▶ **Task to carry out**
Every line of the material that follows must be printed again exactly.

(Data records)
--- Begin ---
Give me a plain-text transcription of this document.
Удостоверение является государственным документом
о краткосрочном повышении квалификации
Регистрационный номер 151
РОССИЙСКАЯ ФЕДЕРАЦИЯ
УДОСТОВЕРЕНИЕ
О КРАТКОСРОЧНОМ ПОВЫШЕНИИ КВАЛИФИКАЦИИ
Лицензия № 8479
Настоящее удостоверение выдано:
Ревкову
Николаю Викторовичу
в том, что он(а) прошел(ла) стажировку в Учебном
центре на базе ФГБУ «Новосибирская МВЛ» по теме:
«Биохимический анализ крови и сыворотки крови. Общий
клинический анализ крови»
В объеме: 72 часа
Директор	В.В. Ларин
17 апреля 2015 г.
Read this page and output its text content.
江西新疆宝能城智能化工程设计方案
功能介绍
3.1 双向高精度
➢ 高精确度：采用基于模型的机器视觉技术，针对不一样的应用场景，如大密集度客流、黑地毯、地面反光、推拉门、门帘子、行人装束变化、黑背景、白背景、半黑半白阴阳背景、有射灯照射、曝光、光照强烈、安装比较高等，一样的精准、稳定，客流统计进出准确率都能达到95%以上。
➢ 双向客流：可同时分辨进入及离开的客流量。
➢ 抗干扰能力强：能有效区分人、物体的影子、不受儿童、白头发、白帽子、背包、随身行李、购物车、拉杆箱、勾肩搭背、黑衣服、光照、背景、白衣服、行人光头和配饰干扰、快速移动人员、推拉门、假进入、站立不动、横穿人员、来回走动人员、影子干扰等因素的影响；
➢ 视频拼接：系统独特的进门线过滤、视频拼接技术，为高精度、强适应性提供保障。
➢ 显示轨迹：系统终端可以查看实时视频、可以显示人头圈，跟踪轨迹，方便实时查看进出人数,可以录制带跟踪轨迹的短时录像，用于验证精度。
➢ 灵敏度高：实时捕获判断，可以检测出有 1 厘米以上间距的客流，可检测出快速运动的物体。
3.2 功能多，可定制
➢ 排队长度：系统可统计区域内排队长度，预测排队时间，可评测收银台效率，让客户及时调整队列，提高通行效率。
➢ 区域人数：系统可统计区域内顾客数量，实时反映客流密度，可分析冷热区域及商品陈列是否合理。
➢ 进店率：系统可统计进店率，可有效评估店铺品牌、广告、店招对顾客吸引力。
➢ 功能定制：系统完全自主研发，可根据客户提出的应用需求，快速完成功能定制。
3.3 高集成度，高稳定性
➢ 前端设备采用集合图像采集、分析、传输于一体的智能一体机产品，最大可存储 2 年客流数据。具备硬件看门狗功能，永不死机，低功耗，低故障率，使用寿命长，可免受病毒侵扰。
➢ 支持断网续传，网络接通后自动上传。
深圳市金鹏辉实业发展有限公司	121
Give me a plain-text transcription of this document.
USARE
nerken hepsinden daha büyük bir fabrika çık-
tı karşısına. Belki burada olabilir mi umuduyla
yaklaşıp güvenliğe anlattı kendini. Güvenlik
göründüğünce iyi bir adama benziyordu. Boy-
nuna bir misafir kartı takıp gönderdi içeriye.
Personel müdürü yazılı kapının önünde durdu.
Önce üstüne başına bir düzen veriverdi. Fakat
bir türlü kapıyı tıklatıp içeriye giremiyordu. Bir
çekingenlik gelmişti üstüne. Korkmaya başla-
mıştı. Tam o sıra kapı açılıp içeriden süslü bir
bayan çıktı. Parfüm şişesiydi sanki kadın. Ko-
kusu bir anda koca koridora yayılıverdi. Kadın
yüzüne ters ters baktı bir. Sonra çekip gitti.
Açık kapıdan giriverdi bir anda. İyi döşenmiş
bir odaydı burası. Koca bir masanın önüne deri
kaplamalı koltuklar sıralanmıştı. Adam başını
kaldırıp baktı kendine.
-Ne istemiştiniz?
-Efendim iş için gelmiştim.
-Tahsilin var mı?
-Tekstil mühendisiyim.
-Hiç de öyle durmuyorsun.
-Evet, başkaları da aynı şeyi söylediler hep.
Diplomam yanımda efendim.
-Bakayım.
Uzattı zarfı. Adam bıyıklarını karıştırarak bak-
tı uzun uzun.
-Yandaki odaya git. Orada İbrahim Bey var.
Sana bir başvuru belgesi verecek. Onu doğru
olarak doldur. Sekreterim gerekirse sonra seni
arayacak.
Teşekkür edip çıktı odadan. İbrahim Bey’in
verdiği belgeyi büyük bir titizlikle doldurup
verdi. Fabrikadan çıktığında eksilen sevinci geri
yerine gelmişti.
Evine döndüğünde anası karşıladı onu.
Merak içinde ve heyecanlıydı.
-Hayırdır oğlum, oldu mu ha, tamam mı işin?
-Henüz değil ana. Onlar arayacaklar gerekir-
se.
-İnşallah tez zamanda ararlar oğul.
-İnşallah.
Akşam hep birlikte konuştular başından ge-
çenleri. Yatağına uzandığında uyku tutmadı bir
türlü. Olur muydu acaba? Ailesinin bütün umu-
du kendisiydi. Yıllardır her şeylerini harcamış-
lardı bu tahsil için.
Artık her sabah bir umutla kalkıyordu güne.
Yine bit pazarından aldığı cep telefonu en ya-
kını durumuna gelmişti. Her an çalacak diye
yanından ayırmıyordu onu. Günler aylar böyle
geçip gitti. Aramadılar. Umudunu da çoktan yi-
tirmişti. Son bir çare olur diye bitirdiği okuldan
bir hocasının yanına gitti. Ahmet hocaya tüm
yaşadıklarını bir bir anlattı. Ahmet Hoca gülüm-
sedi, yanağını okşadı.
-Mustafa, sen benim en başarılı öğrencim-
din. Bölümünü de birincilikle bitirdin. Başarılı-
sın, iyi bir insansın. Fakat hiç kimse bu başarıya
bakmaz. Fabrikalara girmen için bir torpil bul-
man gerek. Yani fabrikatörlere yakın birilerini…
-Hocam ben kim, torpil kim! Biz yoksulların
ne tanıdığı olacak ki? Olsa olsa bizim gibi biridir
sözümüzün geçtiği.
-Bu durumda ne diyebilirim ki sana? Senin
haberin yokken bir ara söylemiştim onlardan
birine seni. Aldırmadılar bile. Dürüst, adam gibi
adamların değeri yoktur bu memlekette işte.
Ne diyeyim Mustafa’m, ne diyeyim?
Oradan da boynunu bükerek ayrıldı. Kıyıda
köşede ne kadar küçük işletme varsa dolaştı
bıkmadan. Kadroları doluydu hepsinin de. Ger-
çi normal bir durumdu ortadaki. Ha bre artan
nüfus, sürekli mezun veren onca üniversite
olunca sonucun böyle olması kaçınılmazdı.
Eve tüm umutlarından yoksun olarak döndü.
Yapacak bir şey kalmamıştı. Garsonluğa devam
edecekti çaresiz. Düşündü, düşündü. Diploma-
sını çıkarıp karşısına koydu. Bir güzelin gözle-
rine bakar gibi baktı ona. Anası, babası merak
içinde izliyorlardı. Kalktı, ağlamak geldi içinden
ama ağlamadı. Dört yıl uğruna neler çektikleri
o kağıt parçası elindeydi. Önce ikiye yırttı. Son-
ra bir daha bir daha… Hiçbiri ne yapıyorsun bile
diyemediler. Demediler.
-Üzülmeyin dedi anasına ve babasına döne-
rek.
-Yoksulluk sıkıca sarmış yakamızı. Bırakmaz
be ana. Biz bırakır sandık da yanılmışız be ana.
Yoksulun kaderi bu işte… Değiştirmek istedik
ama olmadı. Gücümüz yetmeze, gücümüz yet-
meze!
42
--- End ---
▶ **Exercise result**
Give me a plain-text transcription of this document.
Удостоверение является государственным документом
о краткосрочном повышении квалификации
Регистрационный номер 151
РОССИЙСКАЯ ФЕДЕРАЦИЯ
УДОСТОВЕРЕНИЕ
О КРАТКОСРОЧНОМ ПОВЫШЕНИИ КВАЛИФИКАЦИИ
Лицензия № 8479
Настоящее удостоверение выдано:
Ревкову
Николаю Викторовичу
в том, что он(а) прошел(ла) стажировку в Учебном
центре на базе ФГБУ «Новосибирская МВЛ» по теме:
«Биохимический анализ крови и сыворотки крови. Общий
клинический анализ крови»
В объеме: 72 часа
Директор	В.В. Ларин
17 апреля 2015 г.
Read this page and output its text content.
江西新疆宝能城智能化工程设计方案
功能介绍
3.1 双向高精度
➢ 高精确度：采用基于模型的机器视觉技术，针对不一样的应用场景，如大密集度客流、黑地毯、地面反光、推拉门、门帘子、行人装束变化、黑背景、白背景、半黑半白阴阳背景、有射灯照射、曝光、光照强烈、安装比较高等，一样的精准、稳定，客流统计进出准确率都能达到95%以上。
➢ 双向客流：可同时分辨进入及离开的客流量。
➢ 抗干扰能力强：能有效区分人、物体的影子、不受儿童、白头发、白帽子、背包、随身行李、购物车、拉杆箱、勾肩搭背、黑衣服、光照、背景、白衣服、行人光头和配饰干扰、快速移动人员、推拉门、假进入、站立不动、横穿人员、来回走动人员、影子干扰等因素的影响；
➢ 视频拼接：系统独特的进门线过滤、视频拼接技术，为高精度、强适应性提供保障。
➢ 显示轨迹：系统终端可以查看实时视频、可以显示人头圈，跟踪轨迹，方便实时查看进出人数,可以录制带跟踪轨迹的短时录像，用于验证精度。
➢ 灵敏度高：实时捕获判断，可以检测出有 1 厘米以上间距的客流，可检测出快速运动的物体。
3.2 功能多，可定制
➢ 排队长度：系统可统计区域内排队长度，预测排队时间，可评测收银台效率，让客户及时调整队列，提高通行效率。
➢ 区域人数：系统可统计区域内顾客数量，实时反映客流密度，可分析冷热区域及商品陈列是否合理。
➢ 进店率：系统可统计进店率，可有效评估店铺品牌、广告、店招对顾客吸引力。
➢ 功能定制：系统完全自主研发，可根据客户提出的应用需求，快速完成功能定制。
3.3 高集成度，高稳定性
➢ 前端设备采用集合图像采集、分析、传输于一体的智能一体机产品，最大可存储 2 年客流数据。具备硬件看门狗功能，永不死机，低功耗，低故障率，使用寿命长，可免受病毒侵扰。
➢ 支持断网续传，网络接通后自动上传。
深圳市金鹏辉实业发展有限公司	121
Give me a plain-text transcription of this document.
USARE
nerken hepsinden daha büyük bir fabrika çık-
tı karşısına. Belki burada olabilir mi umuduyla
yaklaşıp güvenliğe anlattı kendini. Güvenlik
göründüğünce iyi bir adama benziyordu. Boy-
nuna bir misafir kartı takıp gönderdi içeriye.
Personel müdürü yazılı kapının önünde durdu.
Önce üstüne başına bir düzen veriverdi. Fakat
bir türlü kapıyı tıklatıp içeriye giremiyordu. Bir
çekingenlik gelmişti üstüne. Korkmaya başla-
mıştı. Tam o sıra kapı açılıp içeriden süslü bir
bayan çıktı. Parfüm şişesiydi sanki kadın. Ko-
kusu bir anda koca koridora yayılıverdi. Kadın
yüzüne ters ters baktı bir. Sonra çekip gitti.
Açık kapıdan giriverdi bir anda. İyi döşenmiş
bir odaydı burası. Koca bir masanın önüne deri
kaplamalı koltuklar sıralanmıştı. Adam başını
kaldırıp baktı kendine.
-Ne istemiştiniz?
-Efendim iş için gelmiştim.
-Tahsilin var mı?
-Tekstil mühendisiyim.
-Hiç de öyle durmuyorsun.
-Evet, başkaları da aynı şeyi söylediler hep.
Diplomam yanımda efendim.
-Bakayım.
Uzattı zarfı. Adam bıyıklarını karıştırarak bak-
tı uzun uzun.
-Yandaki odaya git. Orada İbrahim Bey var.
Sana bir başvuru belgesi verecek. Onu doğru
olarak doldur. Sekreterim gerekirse sonra seni
arayacak.
Teşekkür edip çıktı odadan. İbrahim Bey’in
verdiği belgeyi büyük bir titizlikle doldurup
verdi. Fabrikadan çıktığında eksilen sevinci geri
yerine gelmişti.
Evine döndüğünde anası karşıladı onu.
Merak içinde ve heyecanlıydı.
-Hayırdır oğlum, oldu mu ha, tamam mı işin?
-Henüz değil ana. Onlar arayacaklar gerekir-
se.
-İnşallah tez zamanda ararlar oğul.
-İnşallah.
Akşam hep birlikte konuştular başından ge-
çenleri. Yatağına uzandığında uyku tutmadı bir
türlü. Olur muydu acaba? Ailesinin bütün umu-
du kendisiydi. Yıllardır her şeylerini harcamış-
lardı bu tahsil için.
Artık her sabah bir umutla kalkıyordu güne.
Yine bit pazarından aldığı cep telefonu en ya-
kını durumuna gelmişti. Her an çalacak diye
yanından ayırmıyordu onu. Günler aylar böyle
geçip gitti. Aramadılar. Umudunu da çoktan yi-
tirmişti. Son bir çare olur diye bitirdiği okuldan
bir hocasının yanına gitti. Ahmet hocaya tüm
yaşadıklarını bir bir anlattı. Ahmet Hoca gülüm-
sedi, yanağını okşadı.
-Mustafa, sen benim en başarılı öğrencim-
din. Bölümünü de birincilikle bitirdin. Başarılı-
sın, iyi bir insansın. Fakat hiç kimse bu başarıya
bakmaz. Fabrikalara girmen için bir torpil bul-
man gerek. Yani fabrikatörlere yakın birilerini…
-Hocam ben kim, torpil kim! Biz yoksulların
ne tanıdığı olacak ki? Olsa olsa bizim gibi biridir
sözümüzün geçtiği.
-Bu durumda ne diyebilirim ki sana? Senin
haberin yokken bir ara söylemiştim onlardan
birine seni. Aldırmadılar bile. Dürüst, adam gibi
adamların değeri yoktur bu memlekette işte.
Ne diyeyim Mustafa’m, ne diyeyim?
Oradan da boynunu bükerek ayrıldı. Kıyıda
köşede ne kadar küçük işletme varsa dolaştı
bıkmadan. Kadroları doluydu hepsinin de. Ger-
çi normal bir durumdu ortadaki. Ha bre artan
nüfus, sürekli mezun veren onca üniversite
olunca sonucun böyle olması kaçınılmazdı.
Eve tüm umutlarından yoksun olarak döndü.
Yapacak bir şey kalmamıştı. Garsonluğa devam
edecekti çaresiz. Düşündü, düşündü. Diploma-
sını çıkarıp karşısına koydu. Bir güzelin gözle-
rine bakar gibi baktı ona. Anası, babası merak
içinde izliyorlardı. Kalktı, ağlamak geldi içinden
ama ağlamadı. Dört yıl uğruna neler çektikleri
o kağıt parçası elindeydi. Önce ikiye yırttı. Son-
ra bir daha bir daha… Hiçbiri ne yapıyorsun bile
diyemediler. Demediler.
-Üzülmeyin dedi anasına ve babasına döne-
rek.
-Yoksulluk sıkıca sarmış yakamızı. Bırakmaz
be ana. Biz bırakır sandık da yanılmışız be ana.
Yoksulun kaderi bu işte… Değiştirmek istedik
ama olmadı. Gücümüz yetmeze, gücümüz yet-
meze!
42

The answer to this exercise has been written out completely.